### Treść dokumentu ###

Desa Unicum - wstępna analiza przed potencjalnym IPO
(post dla mnie, żebym go nie stracił w czeluściach twittera)
Przy okazji zapowiadanego IPO przez polski dom aukcyjny Desa Unicum, postanowiłem spojrzeć na polski rynek sztuki. Nie ukrywam, że wkręciłem się dość mocno. Zapraszam na wątek z grubsza podsumowujący ten dziwny rynek.
Mówimy tutaj o rynku relatywnie małym. Obrót dziełami sztuki w 2020 roku na całym świecie wyniósł ok 50 mld dolarów a w Polsce 380 mln zł.
Jednak podczas gdy globalnie odnotowano trend spadkowy, w PL rynek dynamicznie się rozwija - wzrost r/r wyniósł 29%.
Porównując 1H 2021 roku do lat poprzednich, widzimy że wzrost obrotów względem 2020 to 72%, a od 2017 roku rynek się w zasadzie potroił.
Portal artinfo.pl w swoim raporcie o PL rynku sztuki przewiduje CAGR na poziomie 29% i dobicie do 900 mln zł obrotu w 2025 roku.
Wzrost rynku tłumaczy oczywiście popyt i podaż. Liczba dzieł maleje, ze względu na stopniowe znikanie z rynku największych dzieł, które lądują w muzeach lub bardzo silnych kolekcjach.
Z drugiej strony zwiększa się popyt. Tutaj powodów jest kilka.

### Dostarczone informacje ###

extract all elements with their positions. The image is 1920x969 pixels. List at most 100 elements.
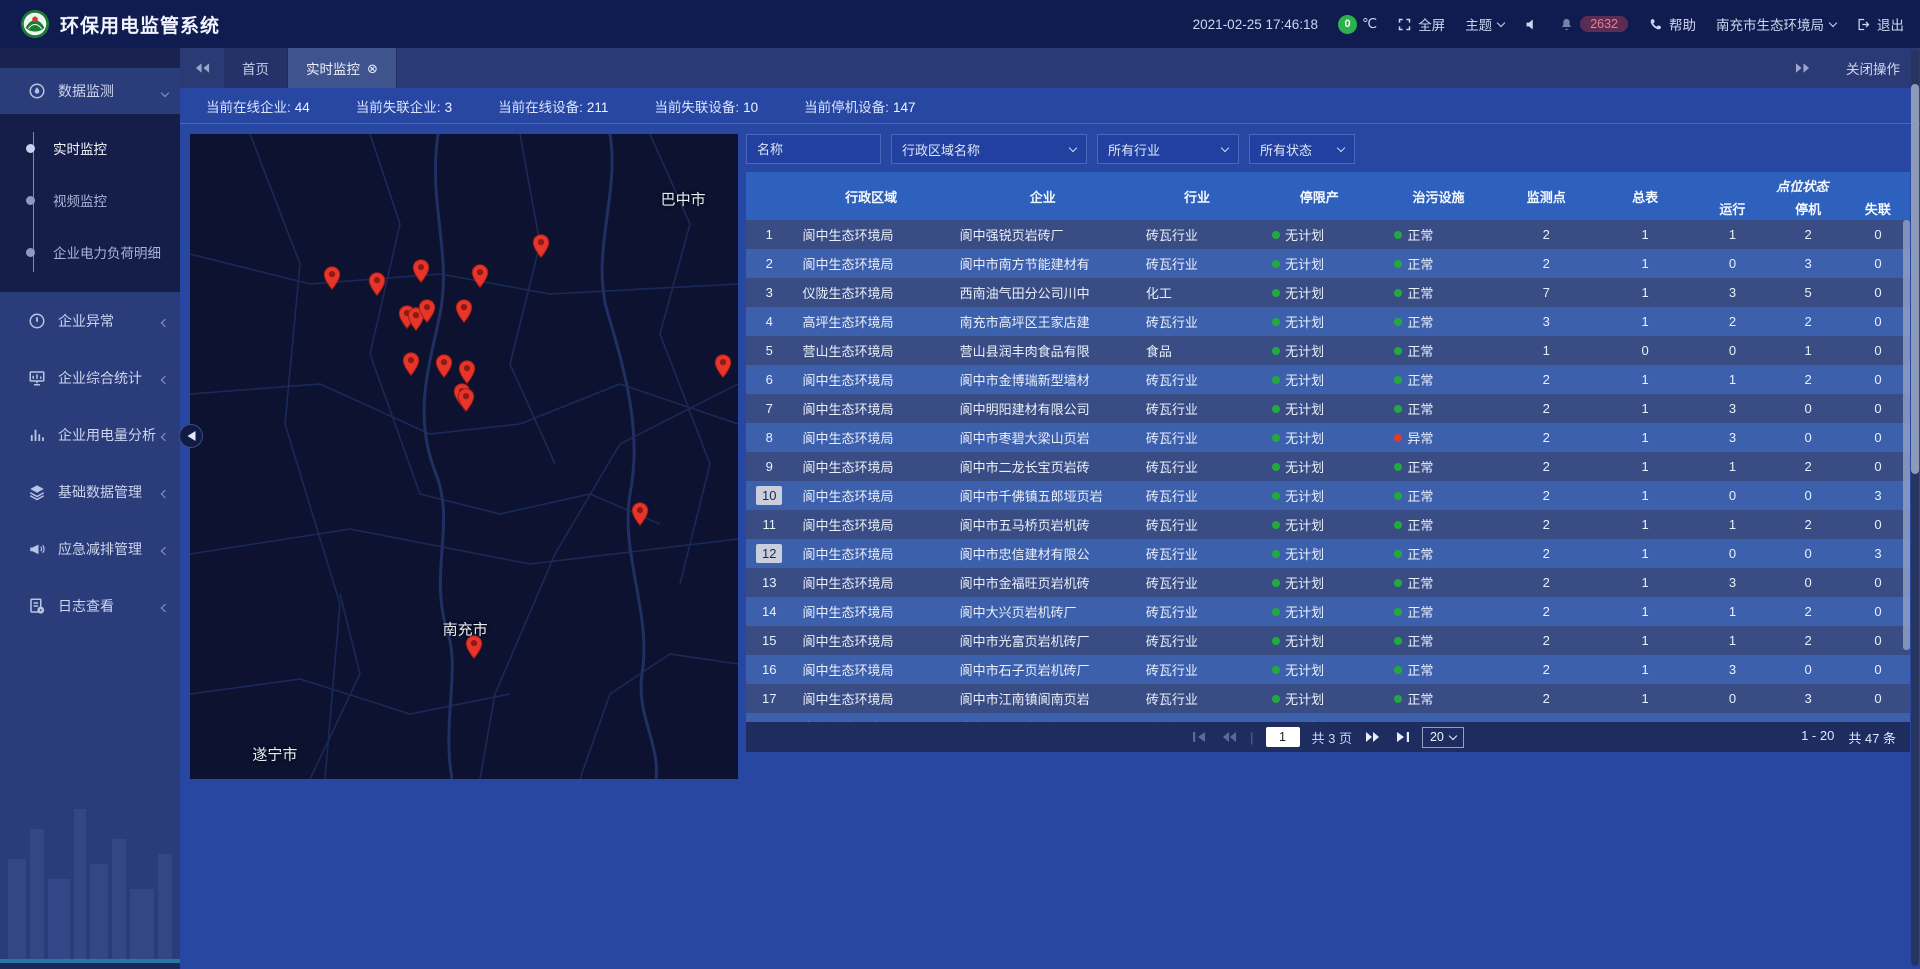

###

» **Wykonaj polecenie**
Podejmij tekst o polskim rynku sztuki i napisz jego dalszy ciąg, zaczynając od zdania następującego po ostatnim zamieszczonym.

» **Odpowiedź do ćwiczenia**
Zacznijmy od stóp procentowych. Jak każdy inny rynek inwestycyjny, rynek sztuki korzysta z odpływu środków z lokat. Niskie stopy procentowe wyganiają kapitał z rynku długu, który szuka schronienia również w alternatywnych inwestycjach jak sztuka.
Ostatnia podwyżka wiele nie zmienia, albowiem wciąż utrzymują się realnie ujemne stopy procentowe. Pytanie jednak brzmi co się stanie, gdy RPP rozpędzi się z podwyżkami i kapitał zacznie wracać na rynek długu. W opinii ekspertów to nie powinno zmienić długoterminowego trendu.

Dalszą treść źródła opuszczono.